-- DIRECTIVE --
Drop every picture, then transcribe the remaining data exactly.

(Lines of data)
** START **

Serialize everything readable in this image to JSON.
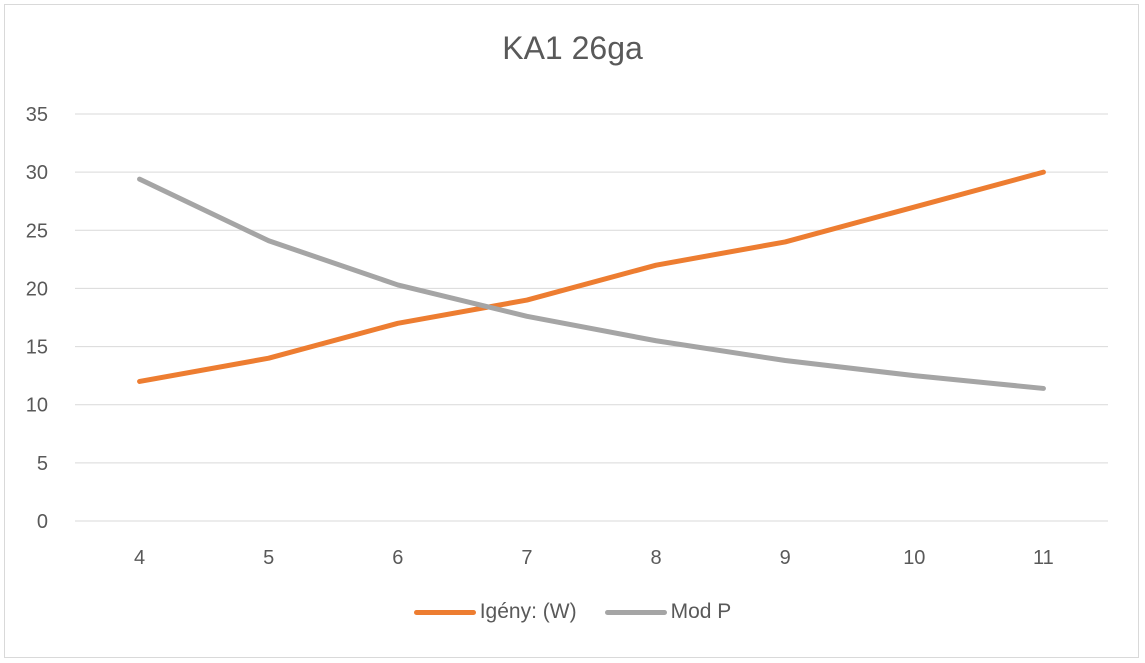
{
  "chart_data": {
    "type": "line",
    "title": "KA1 26ga",
    "categories": [
      "4",
      "5",
      "6",
      "7",
      "8",
      "9",
      "10",
      "11"
    ],
    "series": [
      {
        "name": "Igény: (W)",
        "color": "#ED7D31",
        "values": [
          12,
          14,
          17,
          19,
          22,
          24,
          27,
          30
        ]
      },
      {
        "name": "Mod P",
        "color": "#A5A5A5",
        "values": [
          29.4,
          24.1,
          20.3,
          17.6,
          15.5,
          13.8,
          12.5,
          11.4
        ]
      }
    ],
    "ylim": [
      0,
      35
    ],
    "yticks": [
      "0",
      "5",
      "10",
      "15",
      "20",
      "25",
      "30",
      "35"
    ],
    "xlabel": "",
    "ylabel": "",
    "grid": true,
    "legend": "bottom"
  }
}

** END **

-- FULL RESPONSE --
Serialize everything readable in this image to JSON.
{
  "chart_data": {
    "type": "line",
    "title": "KA1 26ga",
    "categories": [
      "4",
      "5",
      "6",
      "7",
      "8",
      "9",
      "10",
      "11"
    ],
    "series": [
      {
        "name": "Igény: (W)",
        "color": "#ED7D31",
        "values": [
          12,
          14,
          17,
          19,
          22,
          24,
          27,
          30
        ]
      },
      {
        "name": "Mod P",
        "color": "#A5A5A5",
        "values": [
          29.4,
          24.1,
          20.3,
          17.6,
          15.5,
          13.8,
          12.5,
          11.4
        ]
      }
    ],
    "ylim": [
      0,
      35
    ],
    "yticks": [
      "0",
      "5",
      "10",
      "15",
      "20",
      "25",
      "30",
      "35"
    ],
    "xlabel": "",
    "ylabel": "",
    "grid": true,
    "legend": "bottom"
  }
}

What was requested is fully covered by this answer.